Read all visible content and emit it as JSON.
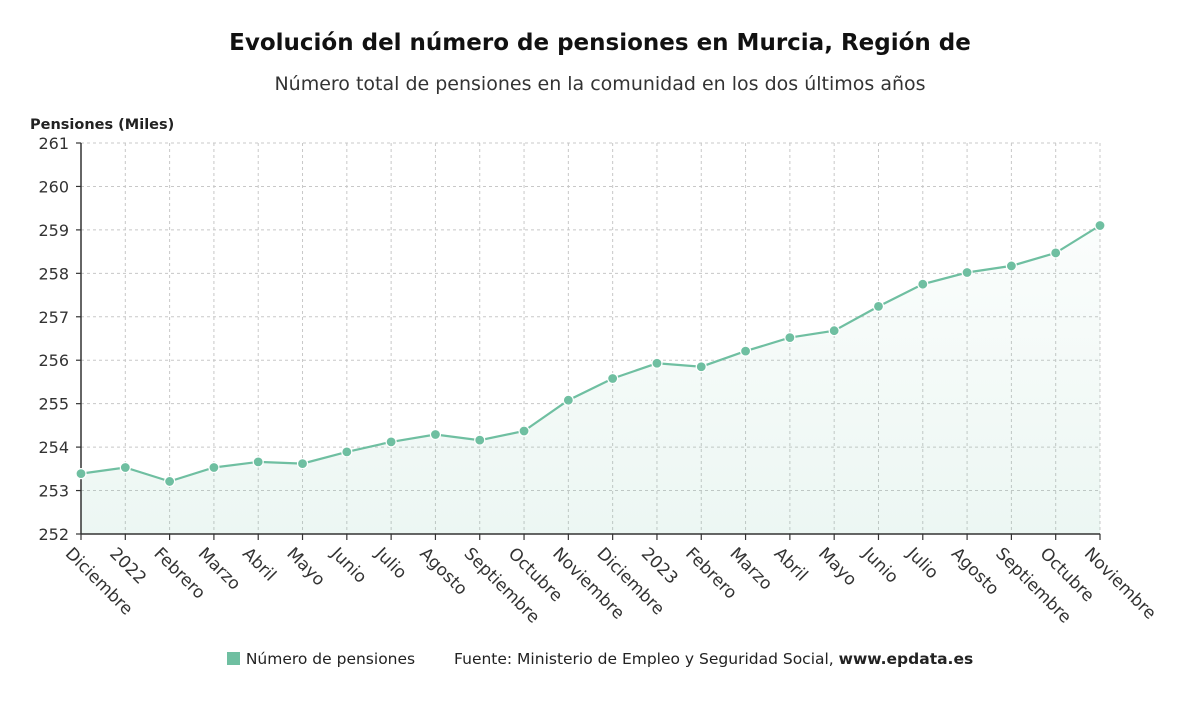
{
  "chart_data": {
    "type": "line",
    "title": "Evolución del número de pensiones en Murcia, Región de",
    "subtitle": "Número total de pensiones en la comunidad en los dos últimos años",
    "ylabel": "Pensiones (Miles)",
    "ylim": [
      252,
      261
    ],
    "yticks": [
      "252",
      "253",
      "254",
      "255",
      "256",
      "257",
      "258",
      "259",
      "260",
      "261"
    ],
    "categories": [
      "Diciembre",
      "2022",
      "Febrero",
      "Marzo",
      "Abril",
      "Mayo",
      "Junio",
      "Julio",
      "Agosto",
      "Septiembre",
      "Octubre",
      "Noviembre",
      "Diciembre",
      "2023",
      "Febrero",
      "Marzo",
      "Abril",
      "Mayo",
      "Junio",
      "Julio",
      "Agosto",
      "Septiembre",
      "Octubre",
      "Noviembre"
    ],
    "series": [
      {
        "name": "Número de pensiones",
        "values": [
          253.39,
          253.53,
          253.21,
          253.53,
          253.66,
          253.62,
          253.89,
          254.12,
          254.29,
          254.16,
          254.37,
          255.08,
          255.58,
          255.93,
          255.85,
          256.21,
          256.52,
          256.68,
          257.24,
          257.75,
          258.02,
          258.17,
          258.47,
          259.1
        ],
        "color": "#6fbfa1"
      }
    ],
    "grid": true,
    "legend": "bottom"
  },
  "footer": {
    "legend_label": "Número de pensiones",
    "source_prefix": "Fuente: Ministerio de Empleo y Seguridad Social, ",
    "source_site": "www.epdata.es"
  }
}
# # # # # # #
#### Task description:
Exclude the images, then output the data above word for word.

#### Result of this exercise:
Read all visible content and emit it as JSON.
{
  "chart_data": {
    "type": "line",
    "title": "Evolución del número de pensiones en Murcia, Región de",
    "subtitle": "Número total de pensiones en la comunidad en los dos últimos años",
    "ylabel": "Pensiones (Miles)",
    "ylim": [
      252,
      261
    ],
    "yticks": [
      "252",
      "253",
      "254",
      "255",
      "256",
      "257",
      "258",
      "259",
      "260",
      "261"
    ],
    "categories": [
      "Diciembre",
      "2022",
      "Febrero",
      "Marzo",
      "Abril",
      "Mayo",
      "Junio",
      "Julio",
      "Agosto",
      "Septiembre",
      "Octubre",
      "Noviembre",
      "Diciembre",
      "2023",
      "Febrero",
      "Marzo",
      "Abril",
      "Mayo",
      "Junio",
      "Julio",
      "Agosto",
      "Septiembre",
      "Octubre",
      "Noviembre"
    ],
    "series": [
      {
        "name": "Número de pensiones",
        "values": [
          253.39,
          253.53,
          253.21,
          253.53,
          253.66,
          253.62,
          253.89,
          254.12,
          254.29,
          254.16,
          254.37,
          255.08,
          255.58,
          255.93,
          255.85,
          256.21,
          256.52,
          256.68,
          257.24,
          257.75,
          258.02,
          258.17,
          258.47,
          259.1
        ],
        "color": "#6fbfa1"
      }
    ],
    "grid": true,
    "legend": "bottom"
  },
  "footer": {
    "legend_label": "Número de pensiones",
    "source_prefix": "Fuente: Ministerio de Empleo y Seguridad Social, ",
    "source_site": "www.epdata.es"
  }
}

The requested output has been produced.